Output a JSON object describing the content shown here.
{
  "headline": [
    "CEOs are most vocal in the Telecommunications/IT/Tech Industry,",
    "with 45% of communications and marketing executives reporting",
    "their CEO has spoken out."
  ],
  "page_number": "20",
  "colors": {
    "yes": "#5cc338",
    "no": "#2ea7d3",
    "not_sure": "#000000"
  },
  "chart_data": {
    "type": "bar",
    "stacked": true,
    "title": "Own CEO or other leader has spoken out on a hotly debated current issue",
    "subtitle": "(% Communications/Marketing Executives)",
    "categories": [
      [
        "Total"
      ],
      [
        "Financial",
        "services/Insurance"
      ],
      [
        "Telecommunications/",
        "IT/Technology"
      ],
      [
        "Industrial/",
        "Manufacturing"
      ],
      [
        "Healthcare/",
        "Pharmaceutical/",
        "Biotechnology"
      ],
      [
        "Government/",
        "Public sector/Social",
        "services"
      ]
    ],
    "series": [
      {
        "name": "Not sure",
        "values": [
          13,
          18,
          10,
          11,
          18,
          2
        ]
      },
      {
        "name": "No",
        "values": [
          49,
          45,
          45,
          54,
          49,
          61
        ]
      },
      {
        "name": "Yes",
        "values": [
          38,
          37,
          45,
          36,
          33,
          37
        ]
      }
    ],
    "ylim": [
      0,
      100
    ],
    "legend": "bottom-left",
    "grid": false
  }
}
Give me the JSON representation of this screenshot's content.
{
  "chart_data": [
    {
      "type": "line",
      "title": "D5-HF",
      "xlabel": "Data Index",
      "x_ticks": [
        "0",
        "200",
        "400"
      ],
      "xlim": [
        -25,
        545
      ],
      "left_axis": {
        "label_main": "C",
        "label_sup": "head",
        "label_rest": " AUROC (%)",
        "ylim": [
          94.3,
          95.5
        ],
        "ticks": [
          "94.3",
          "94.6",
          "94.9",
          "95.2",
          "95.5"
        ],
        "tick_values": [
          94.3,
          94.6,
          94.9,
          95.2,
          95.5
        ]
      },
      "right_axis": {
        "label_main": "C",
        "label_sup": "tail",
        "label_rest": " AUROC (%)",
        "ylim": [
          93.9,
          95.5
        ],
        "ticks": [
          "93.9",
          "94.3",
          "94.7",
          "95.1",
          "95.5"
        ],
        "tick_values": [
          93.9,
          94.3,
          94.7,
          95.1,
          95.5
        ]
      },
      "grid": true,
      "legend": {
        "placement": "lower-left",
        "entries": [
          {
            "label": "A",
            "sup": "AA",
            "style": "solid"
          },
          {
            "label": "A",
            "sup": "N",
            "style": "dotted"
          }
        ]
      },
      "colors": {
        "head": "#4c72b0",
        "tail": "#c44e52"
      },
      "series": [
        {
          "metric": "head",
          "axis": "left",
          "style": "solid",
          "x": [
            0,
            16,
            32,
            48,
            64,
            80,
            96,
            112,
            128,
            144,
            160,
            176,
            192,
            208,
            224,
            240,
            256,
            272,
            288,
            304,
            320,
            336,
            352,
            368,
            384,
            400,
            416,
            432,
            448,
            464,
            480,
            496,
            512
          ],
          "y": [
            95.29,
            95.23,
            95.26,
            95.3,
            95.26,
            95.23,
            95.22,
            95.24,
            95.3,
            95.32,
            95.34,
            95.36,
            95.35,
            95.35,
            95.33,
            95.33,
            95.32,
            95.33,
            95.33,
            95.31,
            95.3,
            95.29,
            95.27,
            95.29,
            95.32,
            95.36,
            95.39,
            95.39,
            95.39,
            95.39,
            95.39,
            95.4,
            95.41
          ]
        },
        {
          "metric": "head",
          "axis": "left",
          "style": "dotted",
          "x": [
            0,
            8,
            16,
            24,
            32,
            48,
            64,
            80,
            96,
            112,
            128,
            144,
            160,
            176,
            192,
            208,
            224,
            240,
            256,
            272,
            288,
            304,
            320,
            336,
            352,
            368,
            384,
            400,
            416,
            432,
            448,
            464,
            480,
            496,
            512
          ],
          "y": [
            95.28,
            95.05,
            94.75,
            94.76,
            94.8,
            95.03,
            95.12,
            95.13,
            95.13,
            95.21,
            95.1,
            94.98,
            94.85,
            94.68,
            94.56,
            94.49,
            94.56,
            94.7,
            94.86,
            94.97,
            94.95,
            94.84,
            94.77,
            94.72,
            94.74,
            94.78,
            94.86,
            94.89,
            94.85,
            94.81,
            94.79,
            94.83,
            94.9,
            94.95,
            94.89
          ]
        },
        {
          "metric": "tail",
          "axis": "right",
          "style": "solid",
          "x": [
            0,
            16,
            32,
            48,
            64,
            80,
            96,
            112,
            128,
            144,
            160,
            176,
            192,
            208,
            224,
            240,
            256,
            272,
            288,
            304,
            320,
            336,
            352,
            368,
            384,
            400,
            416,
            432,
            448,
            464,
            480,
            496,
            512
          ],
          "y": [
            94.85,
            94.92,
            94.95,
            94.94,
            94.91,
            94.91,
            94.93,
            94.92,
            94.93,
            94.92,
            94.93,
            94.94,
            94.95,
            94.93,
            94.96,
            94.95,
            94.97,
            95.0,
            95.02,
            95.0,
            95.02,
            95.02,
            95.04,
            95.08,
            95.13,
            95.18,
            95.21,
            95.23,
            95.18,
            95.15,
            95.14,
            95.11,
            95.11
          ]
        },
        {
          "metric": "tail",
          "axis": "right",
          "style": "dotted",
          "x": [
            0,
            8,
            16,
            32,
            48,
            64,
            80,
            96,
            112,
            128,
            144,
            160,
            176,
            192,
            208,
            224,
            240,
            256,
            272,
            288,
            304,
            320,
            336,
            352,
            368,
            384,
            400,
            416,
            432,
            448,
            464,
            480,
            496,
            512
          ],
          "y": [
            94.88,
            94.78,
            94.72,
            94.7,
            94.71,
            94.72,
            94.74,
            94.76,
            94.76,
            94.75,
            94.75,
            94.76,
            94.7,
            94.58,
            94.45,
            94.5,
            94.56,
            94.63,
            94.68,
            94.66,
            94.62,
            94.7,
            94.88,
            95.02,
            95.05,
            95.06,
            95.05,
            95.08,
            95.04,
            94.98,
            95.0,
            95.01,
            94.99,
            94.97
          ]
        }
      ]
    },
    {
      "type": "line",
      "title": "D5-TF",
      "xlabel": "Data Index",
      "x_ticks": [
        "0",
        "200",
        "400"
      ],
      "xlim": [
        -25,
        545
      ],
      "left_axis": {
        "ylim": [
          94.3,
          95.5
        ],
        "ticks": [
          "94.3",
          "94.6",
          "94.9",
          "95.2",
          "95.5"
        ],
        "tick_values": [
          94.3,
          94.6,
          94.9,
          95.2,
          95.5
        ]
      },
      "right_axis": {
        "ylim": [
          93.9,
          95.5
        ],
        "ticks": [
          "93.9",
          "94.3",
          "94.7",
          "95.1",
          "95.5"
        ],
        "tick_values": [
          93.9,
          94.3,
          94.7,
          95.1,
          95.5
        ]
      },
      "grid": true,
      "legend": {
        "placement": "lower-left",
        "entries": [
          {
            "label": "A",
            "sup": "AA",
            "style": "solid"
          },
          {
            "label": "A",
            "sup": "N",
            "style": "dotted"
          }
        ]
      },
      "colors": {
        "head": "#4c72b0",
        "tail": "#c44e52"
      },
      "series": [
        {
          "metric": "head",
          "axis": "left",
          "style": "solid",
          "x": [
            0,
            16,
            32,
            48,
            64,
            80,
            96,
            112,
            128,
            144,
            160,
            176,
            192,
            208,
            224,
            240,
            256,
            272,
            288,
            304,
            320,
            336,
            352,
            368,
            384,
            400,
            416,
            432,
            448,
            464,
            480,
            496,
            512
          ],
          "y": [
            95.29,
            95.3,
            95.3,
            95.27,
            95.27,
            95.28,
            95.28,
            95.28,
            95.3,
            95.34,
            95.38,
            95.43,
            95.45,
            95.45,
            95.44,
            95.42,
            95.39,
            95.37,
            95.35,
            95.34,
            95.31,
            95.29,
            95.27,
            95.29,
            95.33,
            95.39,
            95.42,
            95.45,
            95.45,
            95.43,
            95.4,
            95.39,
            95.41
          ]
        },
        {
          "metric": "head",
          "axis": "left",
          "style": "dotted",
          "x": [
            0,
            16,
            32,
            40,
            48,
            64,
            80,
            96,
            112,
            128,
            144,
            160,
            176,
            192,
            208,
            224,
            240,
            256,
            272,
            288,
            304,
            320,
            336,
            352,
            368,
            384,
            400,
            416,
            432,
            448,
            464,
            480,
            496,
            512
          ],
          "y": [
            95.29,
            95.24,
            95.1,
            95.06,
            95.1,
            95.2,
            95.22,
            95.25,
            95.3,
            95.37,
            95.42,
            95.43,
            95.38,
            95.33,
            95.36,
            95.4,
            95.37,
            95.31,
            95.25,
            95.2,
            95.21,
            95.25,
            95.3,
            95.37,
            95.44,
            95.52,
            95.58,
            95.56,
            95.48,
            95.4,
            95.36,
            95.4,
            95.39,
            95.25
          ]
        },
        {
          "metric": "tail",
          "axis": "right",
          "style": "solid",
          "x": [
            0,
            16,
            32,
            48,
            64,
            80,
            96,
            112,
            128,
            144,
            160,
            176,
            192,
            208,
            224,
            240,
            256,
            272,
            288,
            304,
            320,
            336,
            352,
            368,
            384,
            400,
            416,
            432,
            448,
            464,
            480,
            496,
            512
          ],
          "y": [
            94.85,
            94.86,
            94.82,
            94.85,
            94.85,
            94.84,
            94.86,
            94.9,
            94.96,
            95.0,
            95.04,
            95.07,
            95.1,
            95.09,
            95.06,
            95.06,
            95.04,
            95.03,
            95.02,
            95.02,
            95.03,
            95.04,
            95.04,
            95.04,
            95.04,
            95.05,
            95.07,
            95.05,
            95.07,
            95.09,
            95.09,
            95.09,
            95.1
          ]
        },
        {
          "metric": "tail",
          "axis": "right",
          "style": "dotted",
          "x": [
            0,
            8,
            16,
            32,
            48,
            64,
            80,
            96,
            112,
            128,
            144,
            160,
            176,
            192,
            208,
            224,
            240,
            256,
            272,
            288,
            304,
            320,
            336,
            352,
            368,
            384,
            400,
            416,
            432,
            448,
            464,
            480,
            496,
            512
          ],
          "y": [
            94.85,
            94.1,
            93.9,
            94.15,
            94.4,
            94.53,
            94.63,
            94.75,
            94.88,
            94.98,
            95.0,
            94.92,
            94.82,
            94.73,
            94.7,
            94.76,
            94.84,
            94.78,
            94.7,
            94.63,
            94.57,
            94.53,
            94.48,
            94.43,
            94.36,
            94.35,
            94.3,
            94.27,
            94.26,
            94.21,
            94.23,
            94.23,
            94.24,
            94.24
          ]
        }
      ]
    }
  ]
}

☆ ☆ ☆ ☆ ☆ ☆ ☆

* WHAT TO PRODUCE
Extract, from the material above, each line holding the word "content".

* THE RESPONSE
Output a JSON object describing the content shown here.
Give me the JSON representation of this screenshot's content.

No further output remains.